» WORK INSTRUCTION
Reproduce the entire interview below word for word.

» TEXT PROVIDED
The winery and the resort are yours?
Yes. These are my things that reflect my passion for the countryside and real estate projects. Real-estate endeavours are second nature in my family.
The Ferragamo family also has hotels, doesn’t it?
Yes. There’s Lungarno Alberghi, which has beautiful hotels that are very central, next to the Ponte Vecchio in Florence, and a small hotel in Rome in Via Condotti. We like this business, and we hope to expand more into it. My brother Leonardo manages it.
What does your job entail?
I hope to serve as a watchful eye for my family and our interests in the United States. For the last few years, I’ve had my own business activities, which have taken up a lot of my time. Today I have less of an operational role in the company as we are now listed on the stock market, and the group has a more managerial structure.
You are also a director of Yum! Brands, which is a group that has Kentucky Fried Chicken, Pizza Hut and Taco Bell. How did you get involved in that?
It is something that came about by chance. I was asked by the company chairman Andy Pearson who had worked with my mother and I on a case study of Ferragamo for Harvard University. When he was asked in 1997 to manage the spin-off of these companies from PepsiCo, he asked if I wanted to be part of the Board. I felt honoured, and all of the people are of the highest level.
What have you learned after thirty years in the United States?
I have learned a great deal, especially in terms of the efficient and practical way of working. I am amazed by this country because it can teach anyone who comes here how to adapt to the system. Here there’s a system, and whoever comes here has to adapt, or is better off returning home.
Is it a difficult country?
Yes. You need to work and produce. Despite all of the difficulties, there is only 4% unemployment here.
Is Florence your city?
I miss it, but fortunately, I go quite often. I have a house there, a lot of friends, and my heart always beats for Florence and the Fiorentina team!
What about your children?

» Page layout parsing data

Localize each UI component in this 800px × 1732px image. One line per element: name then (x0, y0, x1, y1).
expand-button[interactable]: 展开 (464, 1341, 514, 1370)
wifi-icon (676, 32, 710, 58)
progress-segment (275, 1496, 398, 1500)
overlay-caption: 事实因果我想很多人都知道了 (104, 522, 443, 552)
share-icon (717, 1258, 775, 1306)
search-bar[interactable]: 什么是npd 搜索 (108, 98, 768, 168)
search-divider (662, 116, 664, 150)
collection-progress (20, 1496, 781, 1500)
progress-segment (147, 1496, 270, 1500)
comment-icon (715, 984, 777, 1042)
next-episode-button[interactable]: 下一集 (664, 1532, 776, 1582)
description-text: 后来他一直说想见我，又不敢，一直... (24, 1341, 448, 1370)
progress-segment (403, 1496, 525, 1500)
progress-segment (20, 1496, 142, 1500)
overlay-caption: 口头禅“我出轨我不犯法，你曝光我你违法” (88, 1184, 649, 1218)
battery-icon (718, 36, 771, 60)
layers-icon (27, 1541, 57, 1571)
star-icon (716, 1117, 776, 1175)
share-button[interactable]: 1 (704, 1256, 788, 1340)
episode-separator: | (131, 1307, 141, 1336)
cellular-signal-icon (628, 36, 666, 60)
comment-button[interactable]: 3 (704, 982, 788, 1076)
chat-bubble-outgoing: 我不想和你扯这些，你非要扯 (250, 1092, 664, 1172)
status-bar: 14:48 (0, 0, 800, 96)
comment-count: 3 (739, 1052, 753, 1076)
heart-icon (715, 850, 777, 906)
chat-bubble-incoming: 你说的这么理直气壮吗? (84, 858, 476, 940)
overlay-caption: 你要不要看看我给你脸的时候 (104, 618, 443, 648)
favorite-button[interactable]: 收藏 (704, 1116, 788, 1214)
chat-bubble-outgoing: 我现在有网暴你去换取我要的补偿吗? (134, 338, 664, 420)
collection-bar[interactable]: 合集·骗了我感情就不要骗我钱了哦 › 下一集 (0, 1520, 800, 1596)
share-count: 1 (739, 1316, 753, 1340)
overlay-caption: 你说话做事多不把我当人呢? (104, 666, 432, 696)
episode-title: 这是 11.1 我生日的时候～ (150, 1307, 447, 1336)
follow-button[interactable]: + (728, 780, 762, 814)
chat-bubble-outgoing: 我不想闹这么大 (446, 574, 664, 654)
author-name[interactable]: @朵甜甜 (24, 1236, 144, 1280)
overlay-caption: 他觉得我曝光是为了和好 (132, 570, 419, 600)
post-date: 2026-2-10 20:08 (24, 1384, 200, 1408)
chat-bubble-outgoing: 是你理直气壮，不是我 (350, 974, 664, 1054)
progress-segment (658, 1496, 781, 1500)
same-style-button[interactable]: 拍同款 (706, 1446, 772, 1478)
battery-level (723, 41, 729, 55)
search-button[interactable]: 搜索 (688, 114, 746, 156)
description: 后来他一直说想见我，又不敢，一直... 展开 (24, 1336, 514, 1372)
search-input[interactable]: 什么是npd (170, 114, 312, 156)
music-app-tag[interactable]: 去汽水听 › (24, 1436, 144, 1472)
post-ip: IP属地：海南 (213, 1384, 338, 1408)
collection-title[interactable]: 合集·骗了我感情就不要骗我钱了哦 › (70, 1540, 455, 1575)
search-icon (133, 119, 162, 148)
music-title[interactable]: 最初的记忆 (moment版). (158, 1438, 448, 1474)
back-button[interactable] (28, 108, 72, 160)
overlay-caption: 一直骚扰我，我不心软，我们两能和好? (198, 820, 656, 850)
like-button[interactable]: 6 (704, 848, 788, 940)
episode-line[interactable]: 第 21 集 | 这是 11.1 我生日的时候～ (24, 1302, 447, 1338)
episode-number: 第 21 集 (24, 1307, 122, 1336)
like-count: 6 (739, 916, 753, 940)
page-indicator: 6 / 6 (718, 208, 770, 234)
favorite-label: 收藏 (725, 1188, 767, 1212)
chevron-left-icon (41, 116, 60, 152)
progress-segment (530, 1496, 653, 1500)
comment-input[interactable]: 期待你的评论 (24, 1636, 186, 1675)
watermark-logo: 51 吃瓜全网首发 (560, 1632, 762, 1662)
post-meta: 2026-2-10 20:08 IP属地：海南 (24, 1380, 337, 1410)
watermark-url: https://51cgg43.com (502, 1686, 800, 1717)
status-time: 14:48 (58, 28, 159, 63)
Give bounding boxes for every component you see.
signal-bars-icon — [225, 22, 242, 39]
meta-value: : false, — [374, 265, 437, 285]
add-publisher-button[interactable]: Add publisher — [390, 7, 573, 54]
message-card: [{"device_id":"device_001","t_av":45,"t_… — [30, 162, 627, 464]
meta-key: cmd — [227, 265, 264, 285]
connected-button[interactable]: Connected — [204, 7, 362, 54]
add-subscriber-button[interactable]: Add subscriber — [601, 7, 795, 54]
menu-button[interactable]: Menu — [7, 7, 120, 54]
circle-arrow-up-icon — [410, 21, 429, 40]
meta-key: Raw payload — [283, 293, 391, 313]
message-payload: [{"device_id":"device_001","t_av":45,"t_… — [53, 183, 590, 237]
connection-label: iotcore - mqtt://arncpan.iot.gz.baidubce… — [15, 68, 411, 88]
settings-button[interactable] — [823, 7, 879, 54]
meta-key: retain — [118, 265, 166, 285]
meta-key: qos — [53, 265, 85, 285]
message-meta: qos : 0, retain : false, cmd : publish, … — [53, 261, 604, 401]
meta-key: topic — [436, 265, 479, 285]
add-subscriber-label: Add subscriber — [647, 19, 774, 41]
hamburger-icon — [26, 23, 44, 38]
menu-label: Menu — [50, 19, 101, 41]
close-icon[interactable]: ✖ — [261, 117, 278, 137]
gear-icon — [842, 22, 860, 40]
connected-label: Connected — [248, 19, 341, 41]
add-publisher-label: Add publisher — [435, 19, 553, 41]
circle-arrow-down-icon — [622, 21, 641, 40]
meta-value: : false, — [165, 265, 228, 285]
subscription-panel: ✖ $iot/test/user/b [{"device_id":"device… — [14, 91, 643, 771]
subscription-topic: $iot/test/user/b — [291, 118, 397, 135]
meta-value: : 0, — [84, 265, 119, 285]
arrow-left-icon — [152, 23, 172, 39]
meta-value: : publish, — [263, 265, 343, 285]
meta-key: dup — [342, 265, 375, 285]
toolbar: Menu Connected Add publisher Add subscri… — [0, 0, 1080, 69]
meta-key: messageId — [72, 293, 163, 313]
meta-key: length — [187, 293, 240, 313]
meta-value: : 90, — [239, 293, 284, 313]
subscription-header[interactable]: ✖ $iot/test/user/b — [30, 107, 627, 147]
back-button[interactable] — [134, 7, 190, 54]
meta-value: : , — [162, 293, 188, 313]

» RESPONSE FOR THIS EXERCISE
The winery and the resort are yours?
Yes. These are my things that reflect my passion for the countryside and real estate projects. Real-estate endeavours are second nature in my family.
The Ferragamo family also has hotels, doesn’t it?
Yes. There’s Lungarno Alberghi, which has beautiful hotels that are very central, next to the Ponte Vecchio in Florence, and a small hotel in Rome in Via Condotti. We like this business, and we hope to expand more into it. My brother Leonardo manages it.
What does your job entail?
I hope to serve as a watchful eye for my family and our interests in the United States. For the last few years, I’ve had my own business activities, which have taken up a lot of my time. Today I have less of an operational role in the company as we are now listed on the stock market, and the group has a more managerial structure.
You are also a director of Yum! Brands, which is a group that has Kentucky Fried Chicken, Pizza Hut and Taco Bell. How did you get involved in that?
It is something that came about by chance. I was asked by the company chairman Andy Pearson who had worked with my mother and I on a case study of Ferragamo for Harvard University. When he was asked in 1997 to manage the spin-off of these companies from PepsiCo, he asked if I wanted to be part of the Board. I felt honoured, and all of the people are of the highest level.
What have you learned after thirty years in the United States?
I have learned a great deal, especially in terms of the efficient and practical way of working. I am amazed by this country because it can teach anyone who comes here how to adapt to the system. Here there’s a system, and whoever comes here has to adapt, or is better off returning home.
Is it a difficult country?
Yes. You need to work and produce. Despite all of the difficulties, there is only 4% unemployment here.
Is Florence your city?
I miss it, but fortunately, I go quite often. I have a house there, a lot of friends, and my heart always beats for Florence and the Fiorentina team!
What about your children?